======== Working data

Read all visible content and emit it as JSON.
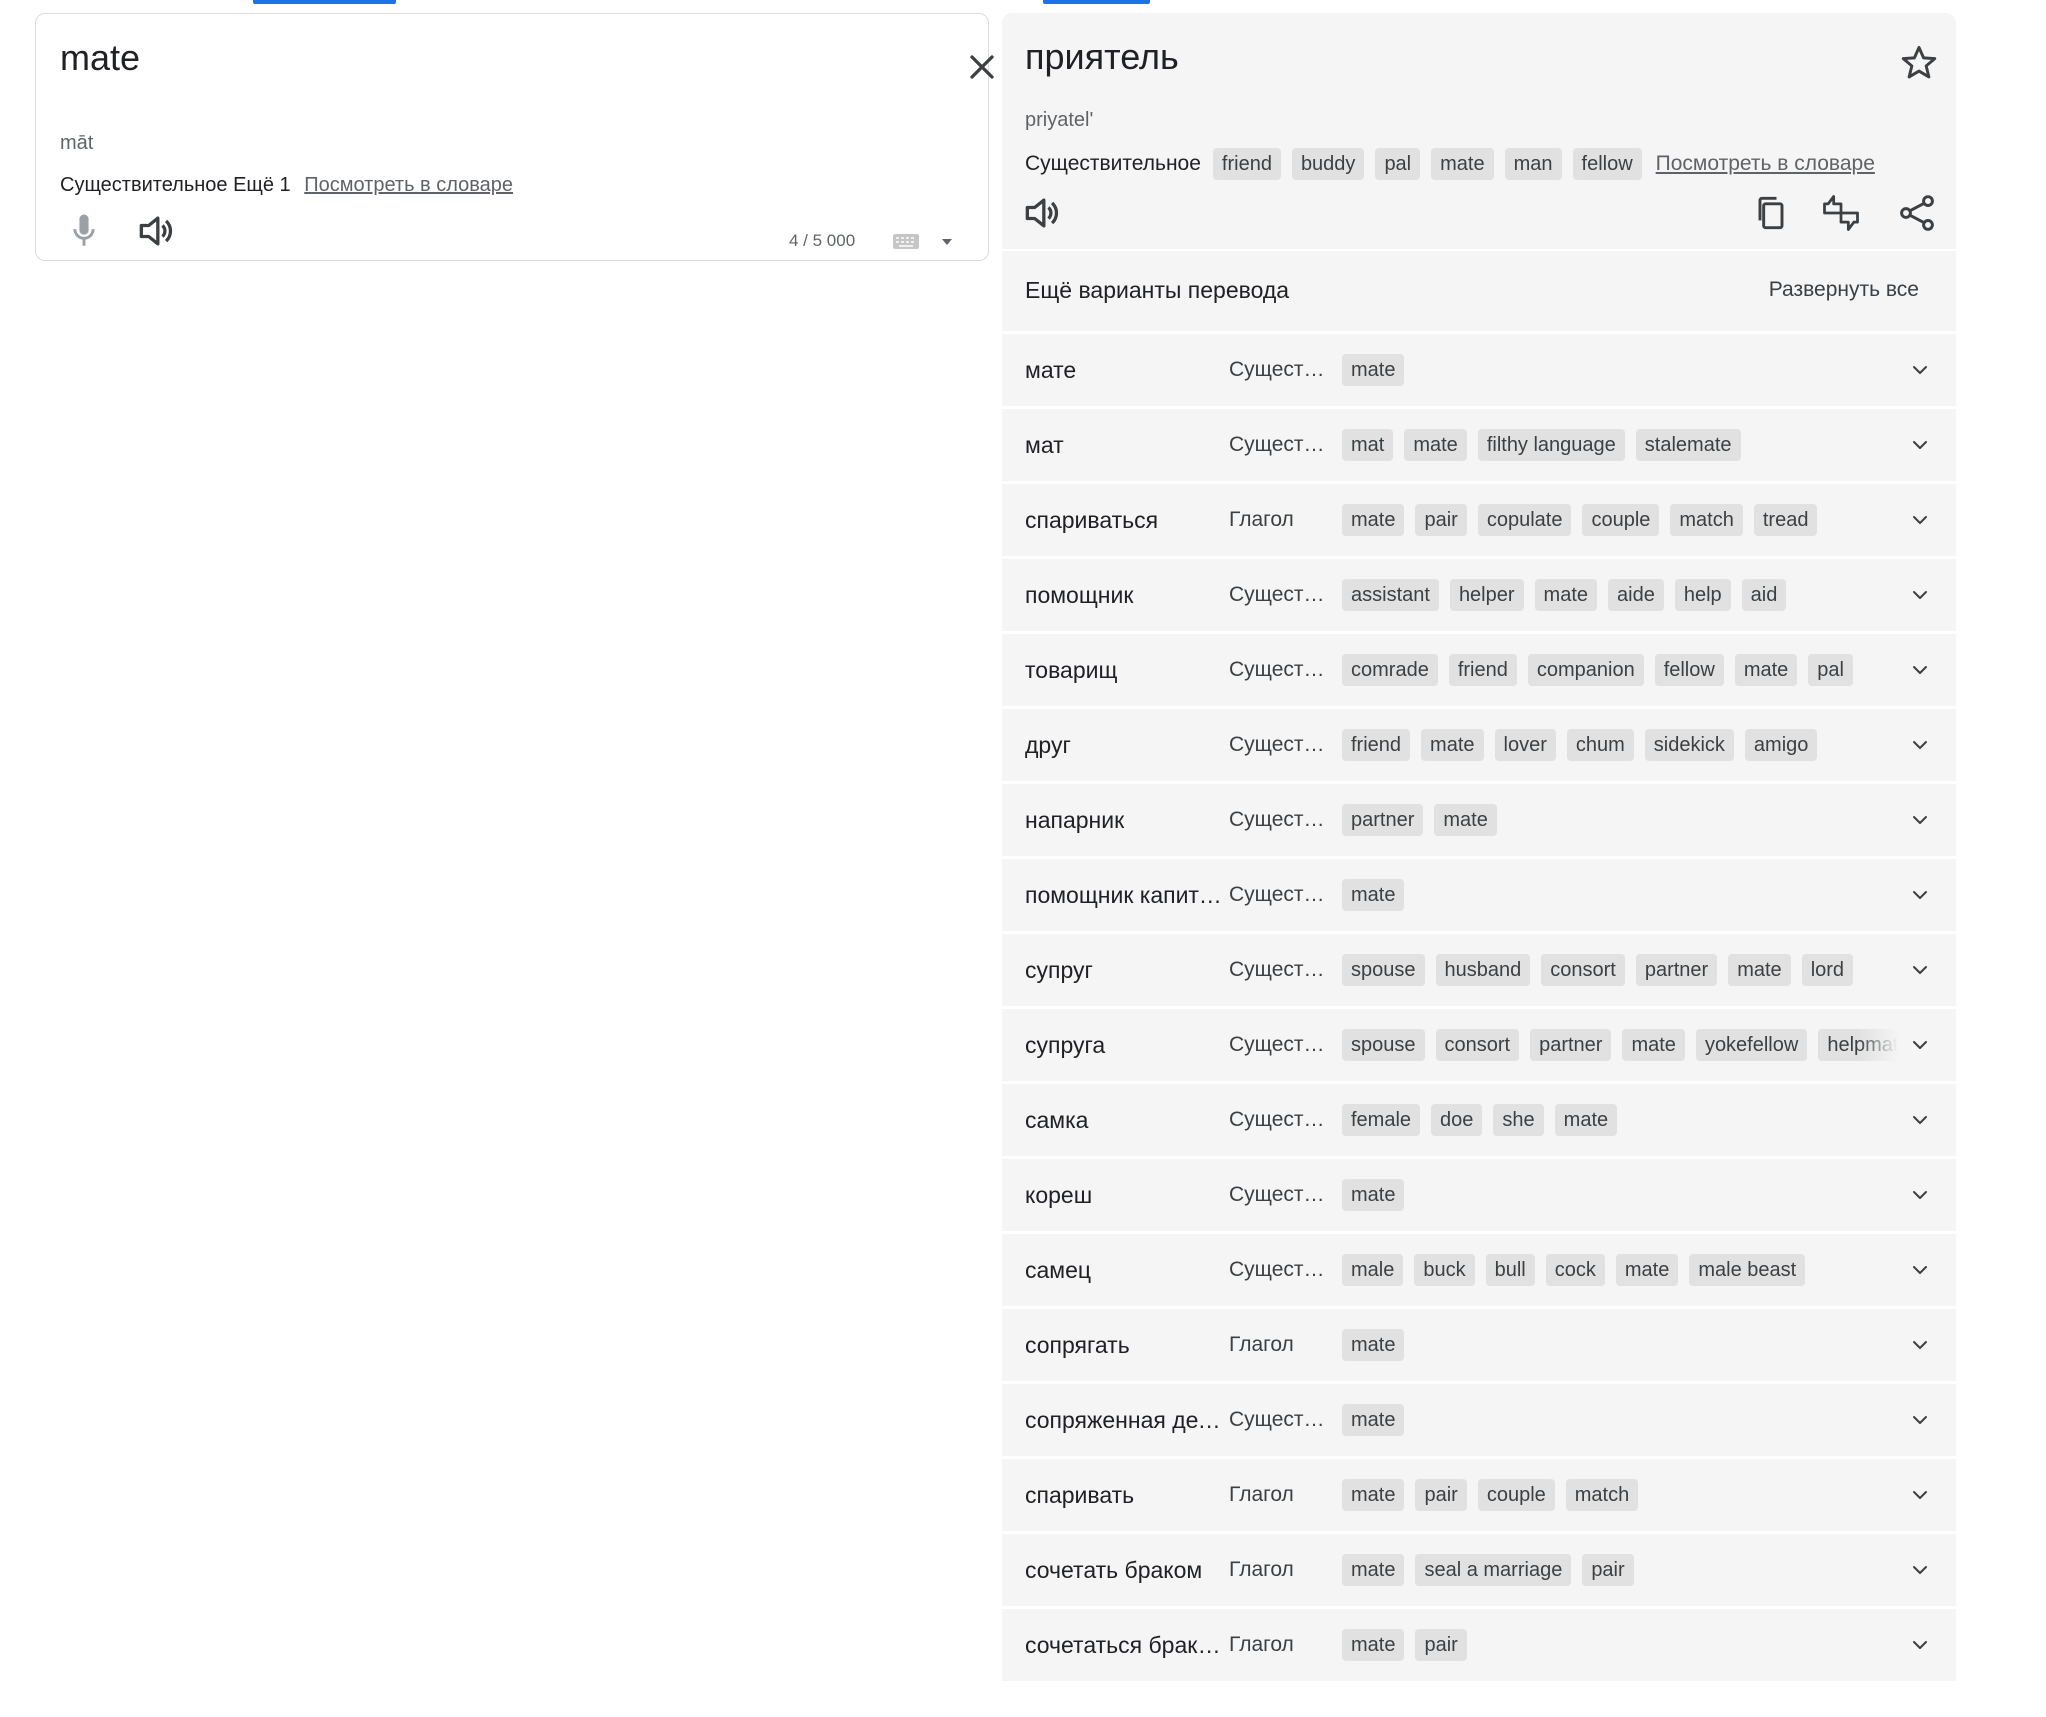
{
  "source": {
    "text": "mate",
    "transliteration": "māt",
    "dictionary_pos": "Существительное Ещё 1",
    "dictionary_link": "Посмотреть в словаре",
    "char_count": "4 / 5 000"
  },
  "target": {
    "text": "приятель",
    "transliteration": "priyatel'",
    "dictionary_pos": "Существительное",
    "dictionary_chips": [
      "friend",
      "buddy",
      "pal",
      "mate",
      "man",
      "fellow"
    ],
    "dictionary_link": "Посмотреть в словаре"
  },
  "alternatives": {
    "title": "Ещё варианты перевода",
    "expand_all": "Развернуть все",
    "rows": [
      {
        "word": "мате",
        "pos": "Существительное",
        "chips": [
          "mate"
        ]
      },
      {
        "word": "мат",
        "pos": "Существительное",
        "chips": [
          "mat",
          "mate",
          "filthy language",
          "stalemate"
        ]
      },
      {
        "word": "спариваться",
        "pos": "Глагол",
        "chips": [
          "mate",
          "pair",
          "copulate",
          "couple",
          "match",
          "tread"
        ]
      },
      {
        "word": "помощник",
        "pos": "Существительное",
        "chips": [
          "assistant",
          "helper",
          "mate",
          "aide",
          "help",
          "aid"
        ]
      },
      {
        "word": "товарищ",
        "pos": "Существительное",
        "chips": [
          "comrade",
          "friend",
          "companion",
          "fellow",
          "mate",
          "pal"
        ]
      },
      {
        "word": "друг",
        "pos": "Существительное",
        "chips": [
          "friend",
          "mate",
          "lover",
          "chum",
          "sidekick",
          "amigo"
        ]
      },
      {
        "word": "напарник",
        "pos": "Существительное",
        "chips": [
          "partner",
          "mate"
        ]
      },
      {
        "word": "помощник капитана",
        "pos": "Существительное",
        "chips": [
          "mate"
        ]
      },
      {
        "word": "супруг",
        "pos": "Существительное",
        "chips": [
          "spouse",
          "husband",
          "consort",
          "partner",
          "mate",
          "lord"
        ]
      },
      {
        "word": "супруга",
        "pos": "Существительное",
        "chips": [
          "spouse",
          "consort",
          "partner",
          "mate",
          "yokefellow",
          "helpmate"
        ]
      },
      {
        "word": "самка",
        "pos": "Существительное",
        "chips": [
          "female",
          "doe",
          "she",
          "mate"
        ]
      },
      {
        "word": "кореш",
        "pos": "Существительное",
        "chips": [
          "mate"
        ]
      },
      {
        "word": "самец",
        "pos": "Существительное",
        "chips": [
          "male",
          "buck",
          "bull",
          "cock",
          "mate",
          "male beast"
        ]
      },
      {
        "word": "сопрягать",
        "pos": "Глагол",
        "chips": [
          "mate"
        ]
      },
      {
        "word": "сопряженная деталь",
        "pos": "Существительное",
        "chips": [
          "mate"
        ]
      },
      {
        "word": "спаривать",
        "pos": "Глагол",
        "chips": [
          "mate",
          "pair",
          "couple",
          "match"
        ]
      },
      {
        "word": "сочетать браком",
        "pos": "Глагол",
        "chips": [
          "mate",
          "seal a marriage",
          "pair"
        ]
      },
      {
        "word": "сочетаться браком",
        "pos": "Глагол",
        "chips": [
          "mate",
          "pair"
        ]
      }
    ]
  },
  "icons": {
    "clear": "close-icon",
    "mic": "mic-icon",
    "listen": "volume-icon",
    "keyboard": "keyboard-icon",
    "star": "star-icon",
    "copy": "copy-icon",
    "feedback": "thumbs-feedback-icon",
    "share": "share-icon",
    "expand": "chevron-down-icon"
  },
  "colors": {
    "accent": "#1a73e8",
    "panel_bg": "#f5f5f5",
    "chip_bg": "#e1e1e1"
  }
}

================

--- Request ---
Leave out the pictures and copy every record above exactly.

--- Correct response ---
Read all visible content and emit it as JSON.
{
  "source": {
    "text": "mate",
    "transliteration": "māt",
    "dictionary_pos": "Существительное Ещё 1",
    "dictionary_link": "Посмотреть в словаре",
    "char_count": "4 / 5 000"
  },
  "target": {
    "text": "приятель",
    "transliteration": "priyatel'",
    "dictionary_pos": "Существительное",
    "dictionary_chips": [
      "friend",
      "buddy",
      "pal",
      "mate",
      "man",
      "fellow"
    ],
    "dictionary_link": "Посмотреть в словаре"
  },
  "alternatives": {
    "title": "Ещё варианты перевода",
    "expand_all": "Развернуть все",
    "rows": [
      {
        "word": "мате",
        "pos": "Существительное",
        "chips": [
          "mate"
        ]
      },
      {
        "word": "мат",
        "pos": "Существительное",
        "chips": [
          "mat",
          "mate",
          "filthy language",
          "stalemate"
        ]
      },
      {
        "word": "спариваться",
        "pos": "Глагол",
        "chips": [
          "mate",
          "pair",
          "copulate",
          "couple",
          "match",
          "tread"
        ]
      },
      {
        "word": "помощник",
        "pos": "Существительное",
        "chips": [
          "assistant",
          "helper",
          "mate",
          "aide",
          "help",
          "aid"
        ]
      },
      {
        "word": "товарищ",
        "pos": "Существительное",
        "chips": [
          "comrade",
          "friend",
          "companion",
          "fellow",
          "mate",
          "pal"
        ]
      },
      {
        "word": "друг",
        "pos": "Существительное",
        "chips": [
          "friend",
          "mate",
          "lover",
          "chum",
          "sidekick",
          "amigo"
        ]
      },
      {
        "word": "напарник",
        "pos": "Существительное",
        "chips": [
          "partner",
          "mate"
        ]
      },
      {
        "word": "помощник капитана",
        "pos": "Существительное",
        "chips": [
          "mate"
        ]
      },
      {
        "word": "супруг",
        "pos": "Существительное",
        "chips": [
          "spouse",
          "husband",
          "consort",
          "partner",
          "mate",
          "lord"
        ]
      },
      {
        "word": "супруга",
        "pos": "Существительное",
        "chips": [
          "spouse",
          "consort",
          "partner",
          "mate",
          "yokefellow",
          "helpmate"
        ]
      },
      {
        "word": "самка",
        "pos": "Существительное",
        "chips": [
          "female",
          "doe",
          "she",
          "mate"
        ]
      },
      {
        "word": "кореш",
        "pos": "Существительное",
        "chips": [
          "mate"
        ]
      },
      {
        "word": "самец",
        "pos": "Существительное",
        "chips": [
          "male",
          "buck",
          "bull",
          "cock",
          "mate",
          "male beast"
        ]
      },
      {
        "word": "сопрягать",
        "pos": "Глагол",
        "chips": [
          "mate"
        ]
      },
      {
        "word": "сопряженная деталь",
        "pos": "Существительное",
        "chips": [
          "mate"
        ]
      },
      {
        "word": "спаривать",
        "pos": "Глагол",
        "chips": [
          "mate",
          "pair",
          "couple",
          "match"
        ]
      },
      {
        "word": "сочетать браком",
        "pos": "Глагол",
        "chips": [
          "mate",
          "seal a marriage",
          "pair"
        ]
      },
      {
        "word": "сочетаться браком",
        "pos": "Глагол",
        "chips": [
          "mate",
          "pair"
        ]
      }
    ]
  },
  "icons": {
    "clear": "close-icon",
    "mic": "mic-icon",
    "listen": "volume-icon",
    "keyboard": "keyboard-icon",
    "star": "star-icon",
    "copy": "copy-icon",
    "feedback": "thumbs-feedback-icon",
    "share": "share-icon",
    "expand": "chevron-down-icon"
  },
  "colors": {
    "accent": "#1a73e8",
    "panel_bg": "#f5f5f5",
    "chip_bg": "#e1e1e1"
  }
}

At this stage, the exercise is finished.